◆ **EXERCISE OBJECTIVE**
State how many lines hold the string "marker". Give the number and nothing else.

◆ **MATERIAL**

---+---

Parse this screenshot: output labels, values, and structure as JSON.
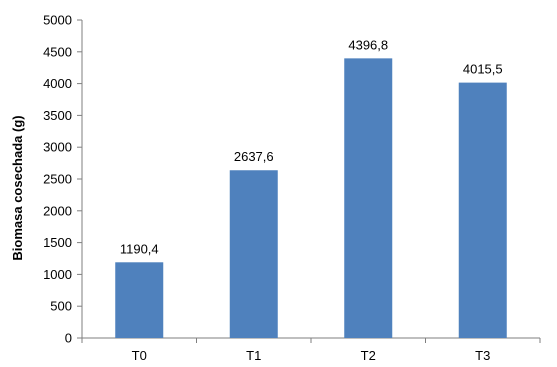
{
  "chart_data": {
    "type": "bar",
    "categories": [
      "T0",
      "T1",
      "T2",
      "T3"
    ],
    "values": [
      1190.4,
      2637.6,
      4396.8,
      4015.5
    ],
    "data_labels": [
      "1190,4",
      "2637,6",
      "4396,8",
      "4015,5"
    ],
    "title": "",
    "xlabel": "",
    "ylabel": "Biomasa cosechada (g)",
    "ylim": [
      0,
      5000
    ],
    "yticks": [
      0,
      500,
      1000,
      1500,
      2000,
      2500,
      3000,
      3500,
      4000,
      4500,
      5000
    ],
    "grid": false,
    "legend": "none",
    "bar_color": "#4F81BD"
  }
}
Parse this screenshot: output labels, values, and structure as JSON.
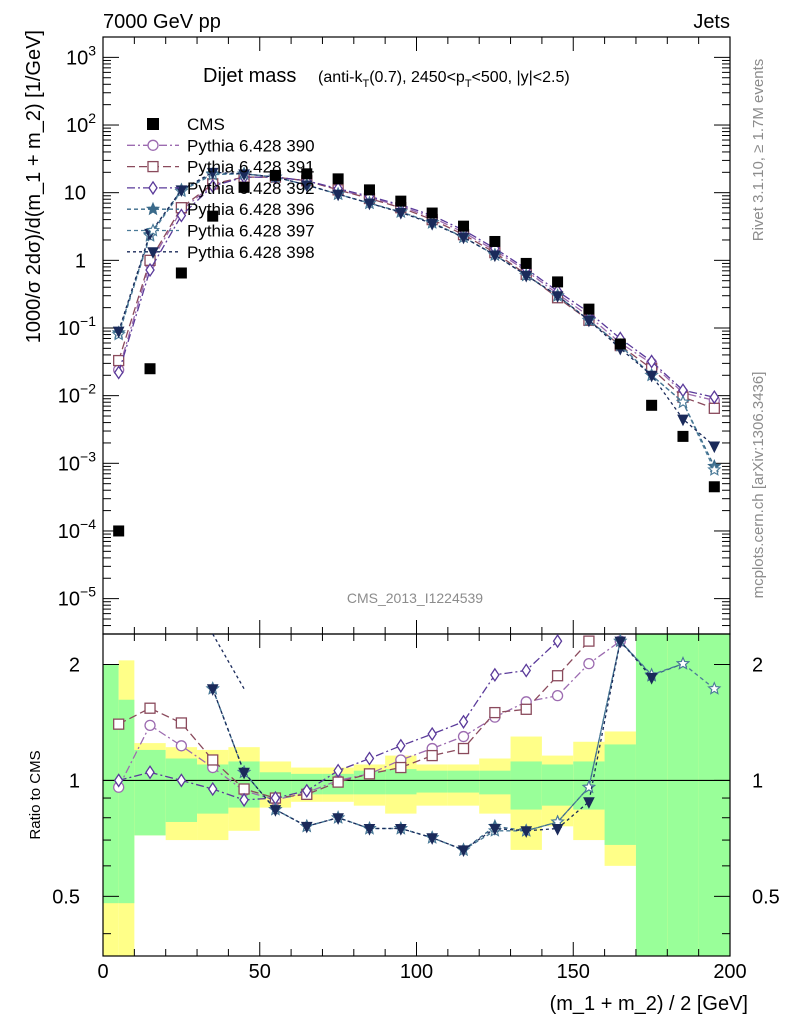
{
  "header": {
    "left": "7000 GeV pp",
    "right": "Jets"
  },
  "side_labels": {
    "rivet": "Rivet 3.1.10, ≥ 1.7M events",
    "mcplots": "mcplots.cern.ch [arXiv:1306.3436]"
  },
  "watermark": "CMS_2013_I1224539",
  "title": {
    "main": "Dijet mass",
    "t1": "(anti-k",
    "sub1": "T",
    "t2": "(0.7), 2450<p",
    "sub2": "T",
    "t3": "<500, |y|<2.5)"
  },
  "colors": {
    "data": "#000000",
    "band_inner": "#99ff99",
    "band_outer": "#ffff88"
  },
  "chart_data": {
    "type": "line",
    "xlabel": "(m_1 + m_2) / 2 [GeV]",
    "xlim": [
      0,
      200
    ],
    "x_ticks": [
      "0",
      "50",
      "100",
      "150",
      "200"
    ],
    "main_panel": {
      "ylabel": "1000/σ 2dσ)/d(m_1 + m_2) [1/GeV]",
      "yscale": "log",
      "ylim": [
        3e-06,
        2000
      ],
      "y_ticks": [
        {
          "v": 1e-05,
          "b": "10",
          "e": "−5"
        },
        {
          "v": 0.0001,
          "b": "10",
          "e": "−4"
        },
        {
          "v": 0.001,
          "b": "10",
          "e": "−3"
        },
        {
          "v": 0.01,
          "b": "10",
          "e": "−2"
        },
        {
          "v": 0.1,
          "b": "10",
          "e": "−1"
        },
        {
          "v": 1,
          "b": "1",
          "e": ""
        },
        {
          "v": 10,
          "b": "10",
          "e": ""
        },
        {
          "v": 100,
          "b": "10",
          "e": "2"
        },
        {
          "v": 1000,
          "b": "10",
          "e": "3"
        }
      ],
      "data": {
        "name": "CMS",
        "x": [
          5,
          15,
          25,
          35,
          45,
          55,
          65,
          75,
          85,
          95,
          105,
          115,
          125,
          135,
          145,
          155,
          165,
          175,
          185,
          195
        ],
        "y": [
          0.0001,
          0.025,
          0.65,
          4.5,
          12,
          18,
          19,
          16,
          11,
          7.5,
          5,
          3.2,
          1.9,
          0.9,
          0.48,
          0.19,
          0.058,
          0.0072,
          0.0025,
          0.00045
        ]
      },
      "series": [
        {
          "name": "Pythia 6.428 390",
          "color": "#9c6bb0",
          "marker": "circle",
          "dash": "8,3,2,3",
          "y": [
            0.024,
            0.9,
            5.5,
            13,
            17,
            17,
            15,
            11,
            8.5,
            6.3,
            4.3,
            2.6,
            1.4,
            0.7,
            0.32,
            0.15,
            0.06,
            0.03,
            0.011,
            0.0085
          ]
        },
        {
          "name": "Pythia 6.428 391",
          "color": "#8a4a5c",
          "marker": "square",
          "dash": "8,4",
          "y": [
            0.033,
            1.0,
            6.0,
            13.5,
            17,
            17,
            15,
            11,
            8.2,
            6.0,
            4.0,
            2.4,
            1.3,
            0.62,
            0.28,
            0.13,
            0.055,
            0.025,
            0.0095,
            0.0065
          ]
        },
        {
          "name": "Pythia 6.428 392",
          "color": "#5a3a9a",
          "marker": "diamond",
          "dash": "8,3,2,3",
          "y": [
            0.022,
            0.72,
            4.6,
            12.5,
            17,
            17,
            15,
            11.5,
            8.8,
            6.6,
            4.6,
            2.8,
            1.5,
            0.75,
            0.35,
            0.17,
            0.07,
            0.032,
            0.012,
            0.0095
          ]
        },
        {
          "name": "Pythia 6.428 396",
          "color": "#3a6a8a",
          "marker": "star-filled",
          "dash": "4,3",
          "y": [
            0.085,
            2.4,
            11,
            19,
            19,
            17,
            13,
            9.5,
            7.0,
            5.2,
            3.6,
            2.2,
            1.2,
            0.6,
            0.3,
            0.13,
            0.055,
            0.02,
            0.008,
            0.0009
          ]
        },
        {
          "name": "Pythia 6.428 397",
          "color": "#4a7a98",
          "marker": "star-open",
          "dash": "4,3",
          "y": [
            0.08,
            2.3,
            10.5,
            18.5,
            19,
            17,
            13,
            9.5,
            7.0,
            5.2,
            3.6,
            2.2,
            1.2,
            0.6,
            0.3,
            0.13,
            0.055,
            0.02,
            0.008,
            0.0008
          ]
        },
        {
          "name": "Pythia 6.428 398",
          "color": "#1a2a5a",
          "marker": "triangle-down",
          "dash": "3,3",
          "y": [
            0.09,
            2.5,
            11,
            20,
            19,
            17,
            13,
            9.5,
            7.0,
            5.1,
            3.5,
            2.2,
            1.2,
            0.6,
            0.3,
            0.13,
            0.05,
            0.02,
            0.0045,
            0.0018
          ]
        }
      ]
    },
    "ratio_panel": {
      "ylabel": "Ratio to CMS",
      "yscale": "log",
      "ylim": [
        0.35,
        2.4
      ],
      "y_ticks": [
        {
          "v": 0.5,
          "label": "0.5"
        },
        {
          "v": 1,
          "label": "1"
        },
        {
          "v": 2,
          "label": "2"
        }
      ],
      "bands": [
        {
          "x0": 0,
          "x1": 5,
          "inner": [
            0.48,
            2.0
          ],
          "outer": [
            0.35,
            2.0
          ]
        },
        {
          "x0": 5,
          "x1": 10,
          "inner": [
            0.48,
            1.62
          ],
          "outer": [
            0.35,
            2.05
          ]
        },
        {
          "x0": 10,
          "x1": 20,
          "inner": [
            0.72,
            1.2
          ],
          "outer": [
            0.72,
            1.25
          ]
        },
        {
          "x0": 20,
          "x1": 30,
          "inner": [
            0.78,
            1.14
          ],
          "outer": [
            0.7,
            1.22
          ]
        },
        {
          "x0": 30,
          "x1": 40,
          "inner": [
            0.82,
            1.1
          ],
          "outer": [
            0.7,
            1.2
          ]
        },
        {
          "x0": 40,
          "x1": 50,
          "inner": [
            0.85,
            1.12
          ],
          "outer": [
            0.74,
            1.22
          ]
        },
        {
          "x0": 50,
          "x1": 60,
          "inner": [
            0.9,
            1.05
          ],
          "outer": [
            0.85,
            1.12
          ]
        },
        {
          "x0": 60,
          "x1": 70,
          "inner": [
            0.92,
            1.04
          ],
          "outer": [
            0.88,
            1.08
          ]
        },
        {
          "x0": 70,
          "x1": 80,
          "inner": [
            0.92,
            1.04
          ],
          "outer": [
            0.88,
            1.08
          ]
        },
        {
          "x0": 80,
          "x1": 90,
          "inner": [
            0.92,
            1.06
          ],
          "outer": [
            0.86,
            1.1
          ]
        },
        {
          "x0": 90,
          "x1": 100,
          "inner": [
            0.92,
            1.07
          ],
          "outer": [
            0.82,
            1.16
          ]
        },
        {
          "x0": 100,
          "x1": 110,
          "inner": [
            0.93,
            1.06
          ],
          "outer": [
            0.86,
            1.1
          ]
        },
        {
          "x0": 110,
          "x1": 120,
          "inner": [
            0.93,
            1.06
          ],
          "outer": [
            0.86,
            1.1
          ]
        },
        {
          "x0": 120,
          "x1": 130,
          "inner": [
            0.92,
            1.06
          ],
          "outer": [
            0.82,
            1.14
          ]
        },
        {
          "x0": 130,
          "x1": 140,
          "inner": [
            0.84,
            1.12
          ],
          "outer": [
            0.66,
            1.3
          ]
        },
        {
          "x0": 140,
          "x1": 150,
          "inner": [
            0.86,
            1.1
          ],
          "outer": [
            0.76,
            1.16
          ]
        },
        {
          "x0": 150,
          "x1": 160,
          "inner": [
            0.84,
            1.12
          ],
          "outer": [
            0.7,
            1.26
          ]
        },
        {
          "x0": 160,
          "x1": 170,
          "inner": [
            0.68,
            1.24
          ],
          "outer": [
            0.6,
            1.34
          ]
        },
        {
          "x0": 170,
          "x1": 180,
          "inner": [
            0.35,
            2.4
          ],
          "outer": [
            0.35,
            2.4
          ]
        },
        {
          "x0": 180,
          "x1": 190,
          "inner": [
            0.35,
            2.4
          ],
          "outer": [
            0.35,
            2.4
          ]
        },
        {
          "x0": 190,
          "x1": 200,
          "inner": [
            0.35,
            2.4
          ],
          "outer": [
            0.35,
            2.4
          ]
        }
      ],
      "series": [
        {
          "name": "Pythia 6.428 390",
          "y": [
            0.96,
            1.39,
            1.23,
            1.08,
            0.94,
            0.89,
            0.93,
            1.0,
            1.04,
            1.13,
            1.21,
            1.3,
            1.46,
            1.6,
            1.66,
            2.01,
            2.3,
            null,
            null,
            null
          ]
        },
        {
          "name": "Pythia 6.428 391",
          "y": [
            1.4,
            1.54,
            1.41,
            1.13,
            0.95,
            0.9,
            0.92,
            0.99,
            1.04,
            1.08,
            1.16,
            1.21,
            1.5,
            1.53,
            1.87,
            2.3,
            null,
            null,
            null,
            null
          ]
        },
        {
          "name": "Pythia 6.428 392",
          "y": [
            1.0,
            1.05,
            1.0,
            0.95,
            0.89,
            0.9,
            0.94,
            1.06,
            1.14,
            1.23,
            1.32,
            1.42,
            1.88,
            1.93,
            2.3,
            null,
            null,
            null,
            null,
            null
          ]
        },
        {
          "name": "Pythia 6.428 396",
          "y": [
            null,
            null,
            null,
            1.73,
            1.05,
            0.84,
            0.76,
            0.8,
            0.75,
            0.75,
            0.71,
            0.66,
            0.76,
            0.74,
            0.78,
            0.96,
            2.3,
            1.87,
            2.01,
            null
          ]
        },
        {
          "name": "Pythia 6.428 397",
          "y": [
            null,
            null,
            null,
            1.73,
            1.05,
            0.84,
            0.76,
            0.8,
            0.75,
            0.75,
            0.71,
            0.66,
            0.74,
            0.74,
            0.78,
            0.96,
            2.3,
            1.88,
            2.01,
            1.73
          ]
        },
        {
          "name": "Pythia 6.428 398",
          "y": [
            null,
            null,
            null,
            1.73,
            1.05,
            0.84,
            0.76,
            0.8,
            0.75,
            0.75,
            0.71,
            0.66,
            0.75,
            0.74,
            0.75,
            0.88,
            2.3,
            1.85,
            null,
            null
          ]
        }
      ]
    }
  }
}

---+---

◆ **FINAL RESULT**
6